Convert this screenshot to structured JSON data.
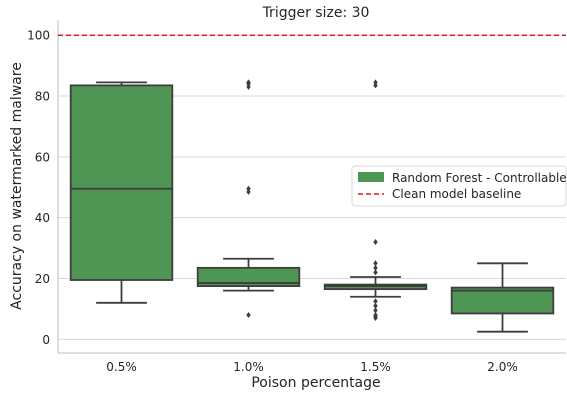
{
  "chart_data": {
    "type": "box",
    "title": "Trigger size: 30",
    "xlabel": "Poison percentage",
    "ylabel": "Accuracy on watermarked malware",
    "categories": [
      "0.5%",
      "1.0%",
      "1.5%",
      "2.0%"
    ],
    "ylim": [
      -4.5,
      105
    ],
    "yticks": [
      0,
      20,
      40,
      60,
      80,
      100
    ],
    "grid": "horizontal",
    "box_color": "#4f9553",
    "box_edge_color": "#3d3d3d",
    "series": [
      {
        "name": "Random Forest - Controllable",
        "boxes": [
          {
            "category": "0.5%",
            "whisker_low": 12,
            "q1": 19.5,
            "median": 49.5,
            "q3": 83.5,
            "whisker_high": 84.5,
            "outliers": []
          },
          {
            "category": "1.0%",
            "whisker_low": 16,
            "q1": 17.5,
            "median": 18.5,
            "q3": 23.5,
            "whisker_high": 26.5,
            "outliers": [
              8,
              48.5,
              49.5,
              83,
              84,
              84.5
            ]
          },
          {
            "category": "1.5%",
            "whisker_low": 14,
            "q1": 16.5,
            "median": 17.5,
            "q3": 18,
            "whisker_high": 20.5,
            "outliers": [
              7,
              7.5,
              8,
              9.5,
              11,
              12.5,
              22,
              23.5,
              25,
              32,
              83.5,
              84.5
            ]
          },
          {
            "category": "2.0%",
            "whisker_low": 2.5,
            "q1": 8.5,
            "median": 16,
            "q3": 17,
            "whisker_high": 25,
            "outliers": []
          }
        ]
      }
    ],
    "reference_line": {
      "name": "Clean model baseline",
      "y": 100,
      "color": "#e41a1c",
      "style": "dashed"
    },
    "legend": {
      "placement": "center-right",
      "entries": [
        "Random Forest - Controllable",
        "Clean model baseline"
      ]
    }
  }
}
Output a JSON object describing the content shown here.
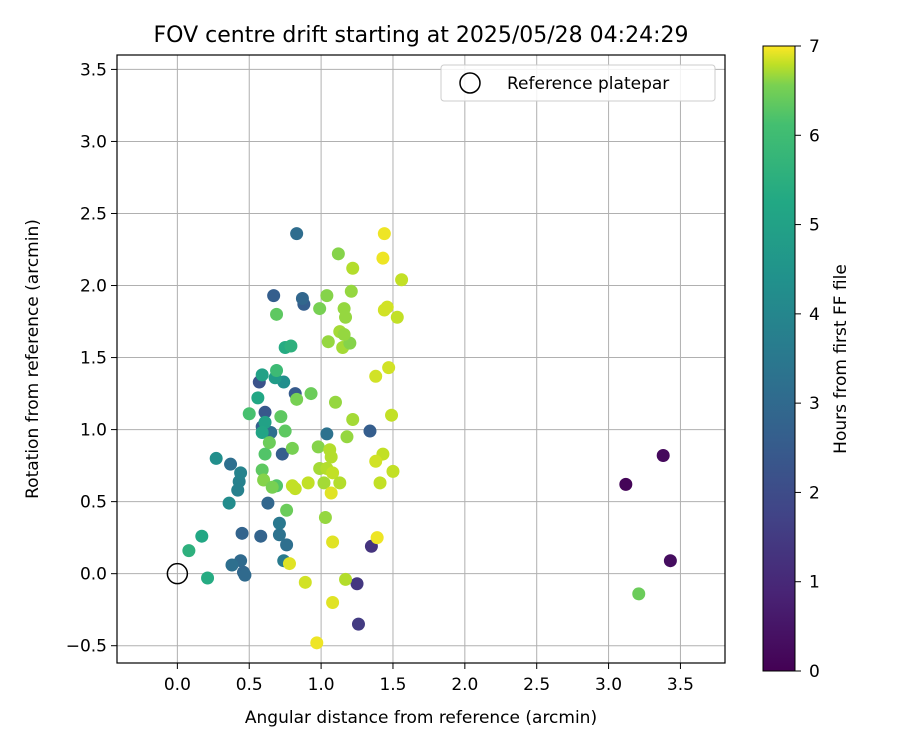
{
  "chart_data": {
    "type": "scatter",
    "title": "FOV centre drift starting at 2025/05/28 04:24:29",
    "xlabel": "Angular distance from reference (arcmin)",
    "ylabel": "Rotation from reference (arcmin)",
    "xlim": [
      -0.42,
      3.81
    ],
    "ylim": [
      -0.62,
      3.6
    ],
    "xticks": [
      "0.0",
      "0.5",
      "1.0",
      "1.5",
      "2.0",
      "2.5",
      "3.0",
      "3.5"
    ],
    "yticks": [
      "−0.5",
      "0.0",
      "0.5",
      "1.0",
      "1.5",
      "2.0",
      "2.5",
      "3.0",
      "3.5"
    ],
    "grid": true,
    "legend": {
      "position": "top-right",
      "entries": [
        "Reference platepar"
      ]
    },
    "reference_point": {
      "x": 0.0,
      "y": 0.0,
      "label": "Reference platepar",
      "marker": "open-circle"
    },
    "colorbar": {
      "label": "Hours from first FF file",
      "colormap": "viridis",
      "range": [
        0,
        7
      ],
      "ticks": [
        "0",
        "1",
        "2",
        "3",
        "4",
        "5",
        "6",
        "7"
      ]
    },
    "points": [
      {
        "x": 3.12,
        "y": 0.62,
        "h": 0.1
      },
      {
        "x": 3.38,
        "y": 0.82,
        "h": 0.2
      },
      {
        "x": 3.43,
        "y": 0.09,
        "h": 0.3
      },
      {
        "x": 1.35,
        "y": 0.19,
        "h": 1.3
      },
      {
        "x": 1.25,
        "y": -0.07,
        "h": 1.4
      },
      {
        "x": 1.26,
        "y": -0.35,
        "h": 1.5
      },
      {
        "x": 0.57,
        "y": 1.33,
        "h": 2.2
      },
      {
        "x": 0.61,
        "y": 1.12,
        "h": 2.4
      },
      {
        "x": 0.82,
        "y": 1.25,
        "h": 2.5
      },
      {
        "x": 0.67,
        "y": 1.93,
        "h": 2.6
      },
      {
        "x": 0.88,
        "y": 1.87,
        "h": 2.6
      },
      {
        "x": 0.59,
        "y": 1.02,
        "h": 2.7
      },
      {
        "x": 0.73,
        "y": 0.83,
        "h": 2.6
      },
      {
        "x": 1.34,
        "y": 0.99,
        "h": 2.6
      },
      {
        "x": 0.87,
        "y": 1.91,
        "h": 2.9
      },
      {
        "x": 0.63,
        "y": 0.49,
        "h": 2.9
      },
      {
        "x": 0.58,
        "y": 0.26,
        "h": 2.8
      },
      {
        "x": 0.45,
        "y": 0.28,
        "h": 2.8
      },
      {
        "x": 0.44,
        "y": 0.09,
        "h": 3.0
      },
      {
        "x": 0.46,
        "y": 0.01,
        "h": 2.9
      },
      {
        "x": 0.47,
        "y": -0.01,
        "h": 3.0
      },
      {
        "x": 0.38,
        "y": 0.06,
        "h": 3.2
      },
      {
        "x": 0.76,
        "y": 0.2,
        "h": 3.2
      },
      {
        "x": 0.71,
        "y": 0.27,
        "h": 3.3
      },
      {
        "x": 0.83,
        "y": 2.36,
        "h": 3.1
      },
      {
        "x": 0.37,
        "y": 0.76,
        "h": 3.2
      },
      {
        "x": 0.65,
        "y": 0.98,
        "h": 3.2
      },
      {
        "x": 1.04,
        "y": 0.97,
        "h": 3.3
      },
      {
        "x": 0.71,
        "y": 0.35,
        "h": 3.5
      },
      {
        "x": 0.74,
        "y": 0.09,
        "h": 3.6
      },
      {
        "x": 0.43,
        "y": 0.64,
        "h": 3.8
      },
      {
        "x": 0.44,
        "y": 0.7,
        "h": 3.9
      },
      {
        "x": 0.42,
        "y": 0.58,
        "h": 3.8
      },
      {
        "x": 0.36,
        "y": 0.49,
        "h": 4.2
      },
      {
        "x": 0.27,
        "y": 0.8,
        "h": 4.3
      },
      {
        "x": 0.74,
        "y": 1.33,
        "h": 4.3
      },
      {
        "x": 0.68,
        "y": 1.36,
        "h": 4.8
      },
      {
        "x": 0.59,
        "y": 1.38,
        "h": 5.0
      },
      {
        "x": 0.56,
        "y": 1.22,
        "h": 5.2
      },
      {
        "x": 0.61,
        "y": 1.05,
        "h": 5.0
      },
      {
        "x": 0.59,
        "y": 0.98,
        "h": 5.1
      },
      {
        "x": 0.75,
        "y": 1.57,
        "h": 5.3
      },
      {
        "x": 0.79,
        "y": 1.58,
        "h": 5.4
      },
      {
        "x": 0.69,
        "y": 1.41,
        "h": 5.6
      },
      {
        "x": 0.17,
        "y": 0.26,
        "h": 5.2
      },
      {
        "x": 0.08,
        "y": 0.16,
        "h": 5.4
      },
      {
        "x": 0.21,
        "y": -0.03,
        "h": 5.3
      },
      {
        "x": 0.5,
        "y": 1.11,
        "h": 5.7
      },
      {
        "x": 0.61,
        "y": 0.83,
        "h": 5.8
      },
      {
        "x": 0.59,
        "y": 0.72,
        "h": 5.9
      },
      {
        "x": 0.69,
        "y": 0.61,
        "h": 5.8
      },
      {
        "x": 0.64,
        "y": 0.91,
        "h": 6.0
      },
      {
        "x": 0.72,
        "y": 1.09,
        "h": 5.9
      },
      {
        "x": 0.75,
        "y": 0.99,
        "h": 5.9
      },
      {
        "x": 0.69,
        "y": 1.8,
        "h": 5.9
      },
      {
        "x": 0.83,
        "y": 1.21,
        "h": 6.1
      },
      {
        "x": 0.8,
        "y": 0.87,
        "h": 6.1
      },
      {
        "x": 0.93,
        "y": 1.25,
        "h": 6.0
      },
      {
        "x": 0.6,
        "y": 0.65,
        "h": 6.2
      },
      {
        "x": 0.66,
        "y": 0.6,
        "h": 6.1
      },
      {
        "x": 0.76,
        "y": 0.44,
        "h": 6.0
      },
      {
        "x": 3.21,
        "y": -0.14,
        "h": 6.0
      },
      {
        "x": 0.99,
        "y": 1.84,
        "h": 6.1
      },
      {
        "x": 1.04,
        "y": 1.93,
        "h": 6.2
      },
      {
        "x": 1.12,
        "y": 2.22,
        "h": 6.2
      },
      {
        "x": 1.16,
        "y": 1.84,
        "h": 6.3
      },
      {
        "x": 1.21,
        "y": 1.96,
        "h": 6.3
      },
      {
        "x": 1.13,
        "y": 1.68,
        "h": 6.4
      },
      {
        "x": 1.05,
        "y": 1.61,
        "h": 6.3
      },
      {
        "x": 1.17,
        "y": 1.78,
        "h": 6.3
      },
      {
        "x": 1.15,
        "y": 1.57,
        "h": 6.4
      },
      {
        "x": 1.2,
        "y": 1.6,
        "h": 6.2
      },
      {
        "x": 1.16,
        "y": 1.66,
        "h": 6.3
      },
      {
        "x": 1.1,
        "y": 1.19,
        "h": 6.3
      },
      {
        "x": 1.22,
        "y": 1.07,
        "h": 6.4
      },
      {
        "x": 1.18,
        "y": 0.95,
        "h": 6.3
      },
      {
        "x": 0.98,
        "y": 0.88,
        "h": 6.2
      },
      {
        "x": 1.06,
        "y": 0.86,
        "h": 6.5
      },
      {
        "x": 1.07,
        "y": 0.81,
        "h": 6.5
      },
      {
        "x": 0.99,
        "y": 0.73,
        "h": 6.4
      },
      {
        "x": 1.04,
        "y": 0.73,
        "h": 6.5
      },
      {
        "x": 1.08,
        "y": 0.7,
        "h": 6.6
      },
      {
        "x": 1.02,
        "y": 0.63,
        "h": 6.4
      },
      {
        "x": 1.13,
        "y": 0.63,
        "h": 6.5
      },
      {
        "x": 1.03,
        "y": 0.39,
        "h": 6.3
      },
      {
        "x": 1.17,
        "y": -0.04,
        "h": 6.5
      },
      {
        "x": 0.8,
        "y": 0.61,
        "h": 6.6
      },
      {
        "x": 0.82,
        "y": 0.59,
        "h": 6.6
      },
      {
        "x": 0.91,
        "y": 0.63,
        "h": 6.6
      },
      {
        "x": 1.22,
        "y": 2.12,
        "h": 6.5
      },
      {
        "x": 1.56,
        "y": 2.04,
        "h": 6.6
      },
      {
        "x": 1.53,
        "y": 1.78,
        "h": 6.6
      },
      {
        "x": 1.44,
        "y": 1.83,
        "h": 6.7
      },
      {
        "x": 1.46,
        "y": 1.85,
        "h": 6.7
      },
      {
        "x": 1.47,
        "y": 1.43,
        "h": 6.7
      },
      {
        "x": 1.38,
        "y": 1.37,
        "h": 6.7
      },
      {
        "x": 1.49,
        "y": 1.1,
        "h": 6.6
      },
      {
        "x": 1.43,
        "y": 0.83,
        "h": 6.6
      },
      {
        "x": 1.38,
        "y": 0.78,
        "h": 6.7
      },
      {
        "x": 1.5,
        "y": 0.71,
        "h": 6.6
      },
      {
        "x": 1.41,
        "y": 0.63,
        "h": 6.6
      },
      {
        "x": 0.89,
        "y": -0.06,
        "h": 6.7
      },
      {
        "x": 1.08,
        "y": 0.22,
        "h": 6.8
      },
      {
        "x": 1.07,
        "y": 0.56,
        "h": 6.8
      },
      {
        "x": 1.08,
        "y": -0.2,
        "h": 6.8
      },
      {
        "x": 0.97,
        "y": -0.48,
        "h": 6.9
      },
      {
        "x": 0.78,
        "y": 0.07,
        "h": 6.8
      },
      {
        "x": 1.39,
        "y": 0.25,
        "h": 6.9
      },
      {
        "x": 1.44,
        "y": 2.36,
        "h": 6.9
      },
      {
        "x": 1.43,
        "y": 2.19,
        "h": 6.9
      }
    ]
  }
}
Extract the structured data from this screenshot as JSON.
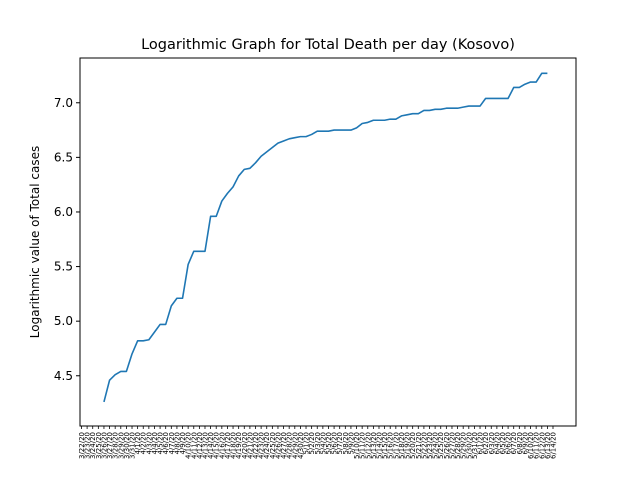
{
  "chart_data": {
    "type": "line",
    "title": "Logarithmic Graph for Total Death per day (Kosovo)",
    "xlabel": "",
    "ylabel": "Logarithmic value of Total cases",
    "yticks": [
      "4.5",
      "5.0",
      "5.5",
      "6.0",
      "6.5",
      "7.0"
    ],
    "ylim": [
      4.04,
      7.41
    ],
    "grid": false,
    "legend": "none",
    "line_color": "#1f77b4",
    "x": [
      "3/22/20",
      "3/23/20",
      "3/24/20",
      "3/25/20",
      "3/26/20",
      "3/27/20",
      "3/28/20",
      "3/29/20",
      "3/30/20",
      "3/31/20",
      "4/1/20",
      "4/2/20",
      "4/3/20",
      "4/4/20",
      "4/5/20",
      "4/6/20",
      "4/7/20",
      "4/8/20",
      "4/9/20",
      "4/10/20",
      "4/11/20",
      "4/12/20",
      "4/13/20",
      "4/14/20",
      "4/15/20",
      "4/16/20",
      "4/17/20",
      "4/18/20",
      "4/19/20",
      "4/20/20",
      "4/21/20",
      "4/22/20",
      "4/23/20",
      "4/24/20",
      "4/25/20",
      "4/26/20",
      "4/27/20",
      "4/28/20",
      "4/29/20",
      "4/30/20",
      "5/1/20",
      "5/2/20",
      "5/3/20",
      "5/4/20",
      "5/5/20",
      "5/6/20",
      "5/7/20",
      "5/8/20",
      "5/9/20",
      "5/10/20",
      "5/11/20",
      "5/12/20",
      "5/13/20",
      "5/14/20",
      "5/15/20",
      "5/16/20",
      "5/17/20",
      "5/18/20",
      "5/19/20",
      "5/20/20",
      "5/21/20",
      "5/22/20",
      "5/23/20",
      "5/24/20",
      "5/25/20",
      "5/26/20",
      "5/27/20",
      "5/28/20",
      "5/29/20",
      "5/30/20",
      "5/31/20",
      "6/1/20",
      "6/2/20",
      "6/3/20",
      "6/4/20",
      "6/5/20",
      "6/6/20",
      "6/7/20",
      "6/8/20",
      "6/9/20",
      "6/10/20",
      "6/11/20",
      "6/12/20",
      "6/13/20",
      "6/14/20"
    ],
    "y": [
      null,
      null,
      null,
      null,
      4.26,
      4.46,
      4.51,
      4.54,
      4.54,
      4.7,
      4.82,
      4.82,
      4.83,
      4.9,
      4.97,
      4.97,
      5.14,
      5.21,
      5.21,
      5.52,
      5.64,
      5.64,
      5.64,
      5.96,
      5.96,
      6.1,
      6.17,
      6.23,
      6.33,
      6.39,
      6.4,
      6.45,
      6.51,
      6.55,
      6.59,
      6.63,
      6.65,
      6.67,
      6.68,
      6.69,
      6.69,
      6.71,
      6.74,
      6.74,
      6.74,
      6.75,
      6.75,
      6.75,
      6.75,
      6.77,
      6.81,
      6.82,
      6.84,
      6.84,
      6.84,
      6.85,
      6.85,
      6.88,
      6.89,
      6.9,
      6.9,
      6.93,
      6.93,
      6.94,
      6.94,
      6.95,
      6.95,
      6.95,
      6.96,
      6.97,
      6.97,
      6.97,
      7.04,
      7.04,
      7.04,
      7.04,
      7.04,
      7.14,
      7.14,
      7.17,
      7.19,
      7.19,
      7.27,
      7.27,
      null
    ]
  }
}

◆ ◆ ◆ ◆ ◆ ◆ ◆

Work out how many lines in the entries hold the string "Total". Your answer should consist solely of that number.

2